WHAT YOU NEED TO DO: Quote every line of the material beneath this one.

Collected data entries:

* * *

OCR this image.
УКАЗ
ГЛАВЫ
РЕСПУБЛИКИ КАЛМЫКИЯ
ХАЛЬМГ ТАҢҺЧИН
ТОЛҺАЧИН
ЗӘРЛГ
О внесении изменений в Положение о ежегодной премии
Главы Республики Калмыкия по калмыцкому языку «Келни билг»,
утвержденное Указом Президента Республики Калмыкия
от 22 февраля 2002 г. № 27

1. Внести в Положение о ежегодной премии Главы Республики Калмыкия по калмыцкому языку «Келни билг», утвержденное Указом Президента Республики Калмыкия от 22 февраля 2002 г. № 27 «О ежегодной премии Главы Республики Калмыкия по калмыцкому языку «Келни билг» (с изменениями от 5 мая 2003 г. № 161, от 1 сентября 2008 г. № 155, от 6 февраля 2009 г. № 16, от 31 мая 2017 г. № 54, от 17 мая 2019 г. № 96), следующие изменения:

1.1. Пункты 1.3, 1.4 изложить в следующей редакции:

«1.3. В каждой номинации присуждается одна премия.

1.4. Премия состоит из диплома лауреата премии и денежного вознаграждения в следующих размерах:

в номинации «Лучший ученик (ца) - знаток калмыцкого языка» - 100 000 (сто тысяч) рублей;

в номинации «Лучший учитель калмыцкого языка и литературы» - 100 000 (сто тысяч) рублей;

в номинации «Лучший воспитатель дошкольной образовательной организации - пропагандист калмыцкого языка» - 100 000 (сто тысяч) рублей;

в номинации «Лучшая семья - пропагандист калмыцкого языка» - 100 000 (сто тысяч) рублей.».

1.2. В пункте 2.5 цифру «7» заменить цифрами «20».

* * *

PROBLEM SOLUTION:
OCR this image.
УКАЗ
ГЛАВЫ
РЕСПУБЛИКИ КАЛМЫКИЯ
ХАЛЬМГ ТАҢҺЧИН
ТОЛҺАЧИН
ЗӘРЛГ
О внесении изменений в Положение о ежегодной премии
Главы Республики Калмыкия по калмыцкому языку «Келни билг»,
утвержденное Указом Президента Республики Калмыкия
от 22 февраля 2002 г. № 27

1. Внести в Положение о ежегодной премии Главы Республики Калмыкия по калмыцкому языку «Келни билг», утвержденное Указом Президента Республики Калмыкия от 22 февраля 2002 г. № 27 «О ежегодной премии Главы Республики Калмыкия по калмыцкому языку «Келни билг» (с изменениями от 5 мая 2003 г. № 161, от 1 сентября 2008 г. № 155, от 6 февраля 2009 г. № 16, от 31 мая 2017 г. № 54, от 17 мая 2019 г. № 96), следующие изменения:

1.1. Пункты 1.3, 1.4 изложить в следующей редакции:

«1.3. В каждой номинации присуждается одна премия.

1.4. Премия состоит из диплома лауреата премии и денежного вознаграждения в следующих размерах:

в номинации «Лучший ученик (ца) - знаток калмыцкого языка» - 100 000 (сто тысяч) рублей;

в номинации «Лучший учитель калмыцкого языка и литературы» - 100 000 (сто тысяч) рублей;

в номинации «Лучший воспитатель дошкольной образовательной организации - пропагандист калмыцкого языка» - 100 000 (сто тысяч) рублей;

в номинации «Лучшая семья - пропагандист калмыцкого языка» - 100 000 (сто тысяч) рублей.».

1.2. В пункте 2.5 цифру «7» заменить цифрами «20».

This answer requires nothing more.